Exercise description:
Show every line of the records below that contains the word "grandir".

Records shown:
+===+
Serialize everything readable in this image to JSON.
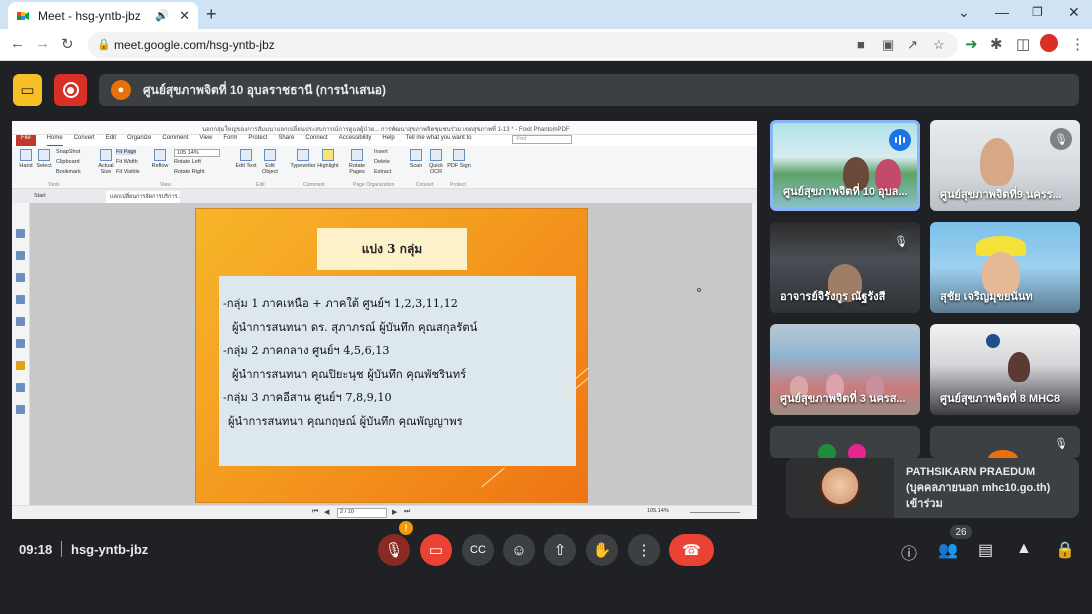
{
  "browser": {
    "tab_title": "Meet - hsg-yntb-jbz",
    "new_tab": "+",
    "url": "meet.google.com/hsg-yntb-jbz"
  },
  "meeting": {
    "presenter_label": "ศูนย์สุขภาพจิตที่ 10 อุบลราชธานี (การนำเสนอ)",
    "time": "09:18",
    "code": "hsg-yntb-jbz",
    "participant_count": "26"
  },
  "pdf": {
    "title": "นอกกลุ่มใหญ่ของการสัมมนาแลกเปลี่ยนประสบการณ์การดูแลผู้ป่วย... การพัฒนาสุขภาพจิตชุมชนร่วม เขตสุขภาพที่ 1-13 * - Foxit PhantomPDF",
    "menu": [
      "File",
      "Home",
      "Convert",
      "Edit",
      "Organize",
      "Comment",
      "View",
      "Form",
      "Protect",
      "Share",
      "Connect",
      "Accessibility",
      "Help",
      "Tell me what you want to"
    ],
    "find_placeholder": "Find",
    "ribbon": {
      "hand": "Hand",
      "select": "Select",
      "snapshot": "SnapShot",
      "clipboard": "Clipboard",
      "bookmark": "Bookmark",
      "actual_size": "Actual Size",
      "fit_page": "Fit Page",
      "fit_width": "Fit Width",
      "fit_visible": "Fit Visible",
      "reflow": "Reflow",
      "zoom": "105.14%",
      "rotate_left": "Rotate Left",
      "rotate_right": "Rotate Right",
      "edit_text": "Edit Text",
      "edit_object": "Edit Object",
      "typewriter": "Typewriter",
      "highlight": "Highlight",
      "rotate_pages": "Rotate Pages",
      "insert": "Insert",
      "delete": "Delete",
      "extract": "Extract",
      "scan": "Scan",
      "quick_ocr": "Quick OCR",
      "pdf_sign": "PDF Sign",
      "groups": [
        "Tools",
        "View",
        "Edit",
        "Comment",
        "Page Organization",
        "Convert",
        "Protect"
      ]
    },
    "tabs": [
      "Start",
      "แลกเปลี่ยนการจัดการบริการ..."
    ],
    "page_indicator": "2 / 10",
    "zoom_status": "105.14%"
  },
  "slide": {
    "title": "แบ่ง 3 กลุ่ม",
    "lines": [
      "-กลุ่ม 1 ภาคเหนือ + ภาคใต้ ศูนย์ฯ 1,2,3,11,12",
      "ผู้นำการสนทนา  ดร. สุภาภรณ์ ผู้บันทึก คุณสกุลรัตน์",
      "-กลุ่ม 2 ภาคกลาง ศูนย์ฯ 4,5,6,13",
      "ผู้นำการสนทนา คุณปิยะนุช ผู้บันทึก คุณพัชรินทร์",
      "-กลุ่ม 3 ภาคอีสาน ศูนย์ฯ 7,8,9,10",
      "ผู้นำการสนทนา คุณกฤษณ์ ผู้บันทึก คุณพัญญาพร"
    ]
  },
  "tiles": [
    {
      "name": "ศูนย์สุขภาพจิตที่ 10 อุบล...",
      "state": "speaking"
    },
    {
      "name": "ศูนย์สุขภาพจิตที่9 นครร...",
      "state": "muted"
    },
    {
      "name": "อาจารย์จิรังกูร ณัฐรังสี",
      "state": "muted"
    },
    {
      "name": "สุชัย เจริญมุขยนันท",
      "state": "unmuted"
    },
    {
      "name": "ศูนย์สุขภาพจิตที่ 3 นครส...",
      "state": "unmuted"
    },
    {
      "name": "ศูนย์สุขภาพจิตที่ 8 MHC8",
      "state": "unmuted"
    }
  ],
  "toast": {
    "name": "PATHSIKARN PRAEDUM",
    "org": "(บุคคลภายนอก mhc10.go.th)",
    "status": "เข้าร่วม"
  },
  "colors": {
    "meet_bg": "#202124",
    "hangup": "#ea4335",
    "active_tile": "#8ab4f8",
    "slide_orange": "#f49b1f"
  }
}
+===+
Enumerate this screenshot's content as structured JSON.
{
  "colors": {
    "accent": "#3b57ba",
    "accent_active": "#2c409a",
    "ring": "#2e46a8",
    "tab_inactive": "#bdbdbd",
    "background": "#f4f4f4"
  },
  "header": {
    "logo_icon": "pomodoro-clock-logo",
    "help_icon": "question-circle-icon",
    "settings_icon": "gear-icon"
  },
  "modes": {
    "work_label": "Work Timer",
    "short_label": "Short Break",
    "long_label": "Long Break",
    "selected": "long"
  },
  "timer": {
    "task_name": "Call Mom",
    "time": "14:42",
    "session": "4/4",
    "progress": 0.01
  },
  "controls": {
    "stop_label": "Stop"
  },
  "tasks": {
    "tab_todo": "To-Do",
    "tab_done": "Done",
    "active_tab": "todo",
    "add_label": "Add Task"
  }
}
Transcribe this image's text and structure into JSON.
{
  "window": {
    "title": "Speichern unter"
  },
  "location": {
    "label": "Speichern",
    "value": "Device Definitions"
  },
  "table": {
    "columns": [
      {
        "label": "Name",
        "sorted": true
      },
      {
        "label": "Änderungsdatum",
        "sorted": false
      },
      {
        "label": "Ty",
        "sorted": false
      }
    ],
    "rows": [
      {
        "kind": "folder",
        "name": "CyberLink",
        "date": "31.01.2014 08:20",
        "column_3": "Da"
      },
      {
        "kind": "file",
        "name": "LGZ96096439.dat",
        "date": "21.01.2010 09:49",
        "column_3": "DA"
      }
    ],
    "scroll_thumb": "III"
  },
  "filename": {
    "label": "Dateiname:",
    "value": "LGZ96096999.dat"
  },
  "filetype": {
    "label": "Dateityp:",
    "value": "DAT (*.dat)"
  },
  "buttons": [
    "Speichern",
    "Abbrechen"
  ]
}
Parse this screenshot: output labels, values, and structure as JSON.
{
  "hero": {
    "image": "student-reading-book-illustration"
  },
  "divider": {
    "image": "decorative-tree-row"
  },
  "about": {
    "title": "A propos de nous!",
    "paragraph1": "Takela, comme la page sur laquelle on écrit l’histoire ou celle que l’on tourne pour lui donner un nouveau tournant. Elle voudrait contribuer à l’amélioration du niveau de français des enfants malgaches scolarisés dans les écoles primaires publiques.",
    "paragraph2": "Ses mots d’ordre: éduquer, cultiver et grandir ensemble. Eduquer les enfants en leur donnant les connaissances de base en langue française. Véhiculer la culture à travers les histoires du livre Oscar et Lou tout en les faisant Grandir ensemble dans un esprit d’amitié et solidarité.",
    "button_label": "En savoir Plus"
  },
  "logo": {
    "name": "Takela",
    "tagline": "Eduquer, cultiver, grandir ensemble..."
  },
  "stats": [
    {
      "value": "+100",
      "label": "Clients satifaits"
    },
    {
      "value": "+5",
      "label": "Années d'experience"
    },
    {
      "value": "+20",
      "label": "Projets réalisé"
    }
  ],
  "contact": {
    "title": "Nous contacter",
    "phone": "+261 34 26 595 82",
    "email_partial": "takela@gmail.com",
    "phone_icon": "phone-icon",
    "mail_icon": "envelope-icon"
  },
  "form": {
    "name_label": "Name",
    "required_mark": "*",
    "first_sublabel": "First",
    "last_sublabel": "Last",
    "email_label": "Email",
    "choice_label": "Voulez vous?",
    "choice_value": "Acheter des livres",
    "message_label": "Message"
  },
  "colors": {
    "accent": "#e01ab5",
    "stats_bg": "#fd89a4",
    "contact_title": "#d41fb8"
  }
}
+===+
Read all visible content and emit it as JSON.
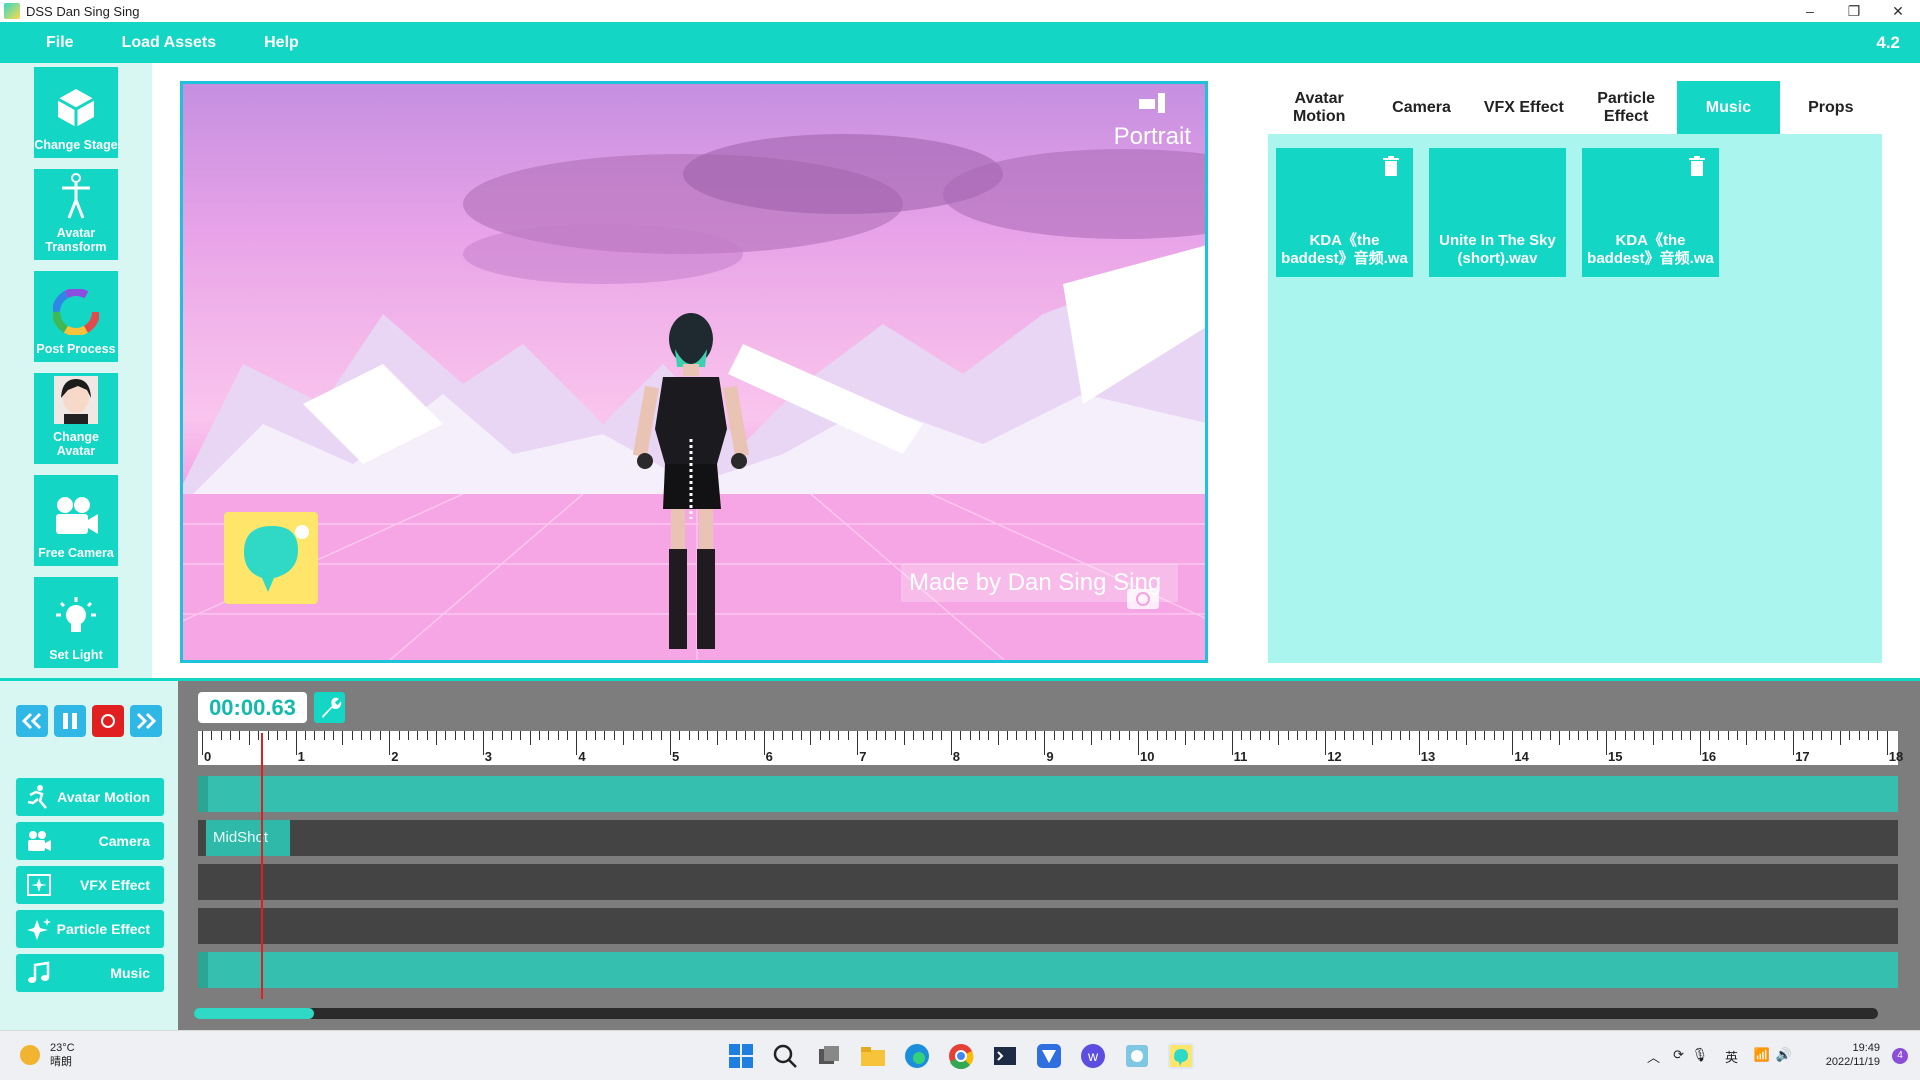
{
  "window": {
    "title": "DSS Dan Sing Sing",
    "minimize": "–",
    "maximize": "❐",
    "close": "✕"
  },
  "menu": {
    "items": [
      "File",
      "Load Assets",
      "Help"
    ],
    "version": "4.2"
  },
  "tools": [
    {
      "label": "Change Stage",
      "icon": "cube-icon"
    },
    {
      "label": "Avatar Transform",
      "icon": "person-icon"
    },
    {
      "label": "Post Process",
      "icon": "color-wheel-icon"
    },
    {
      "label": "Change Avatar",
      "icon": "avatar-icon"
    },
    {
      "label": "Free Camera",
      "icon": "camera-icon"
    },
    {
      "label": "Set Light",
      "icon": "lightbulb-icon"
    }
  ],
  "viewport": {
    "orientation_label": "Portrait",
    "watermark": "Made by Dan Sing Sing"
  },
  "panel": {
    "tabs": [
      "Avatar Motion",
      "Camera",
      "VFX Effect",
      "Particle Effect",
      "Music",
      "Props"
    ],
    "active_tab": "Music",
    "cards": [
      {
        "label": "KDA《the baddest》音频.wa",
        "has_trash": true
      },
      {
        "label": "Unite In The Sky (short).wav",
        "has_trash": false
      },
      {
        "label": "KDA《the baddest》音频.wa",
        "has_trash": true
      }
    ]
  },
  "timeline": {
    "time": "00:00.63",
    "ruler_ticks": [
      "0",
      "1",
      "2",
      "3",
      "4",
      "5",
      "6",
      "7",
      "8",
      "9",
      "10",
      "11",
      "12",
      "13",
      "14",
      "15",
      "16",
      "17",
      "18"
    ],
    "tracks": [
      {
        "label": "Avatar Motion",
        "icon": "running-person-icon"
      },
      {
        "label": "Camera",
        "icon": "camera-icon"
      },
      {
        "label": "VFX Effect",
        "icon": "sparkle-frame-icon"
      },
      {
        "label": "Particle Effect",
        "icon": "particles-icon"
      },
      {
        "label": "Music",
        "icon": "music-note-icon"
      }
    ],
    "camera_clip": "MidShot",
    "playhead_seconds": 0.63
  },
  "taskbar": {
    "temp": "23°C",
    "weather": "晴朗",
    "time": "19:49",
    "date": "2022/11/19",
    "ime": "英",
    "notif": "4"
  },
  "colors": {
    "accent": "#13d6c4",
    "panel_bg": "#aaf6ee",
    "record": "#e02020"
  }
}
+===+
Complete response:
    "paragraph2": "Ses mots d’ordre: éduquer, cultiver et grandir ensemble. Eduquer les enfants en leur donnant les connaissances de base en langue française. Véhiculer la culture à travers les histoires du livre Oscar et Lou tout en les faisant Grandir ensemble dans un esprit d’amitié et solidarité.",
    "tagline": "Eduquer, cultiver, grandir ensemble..."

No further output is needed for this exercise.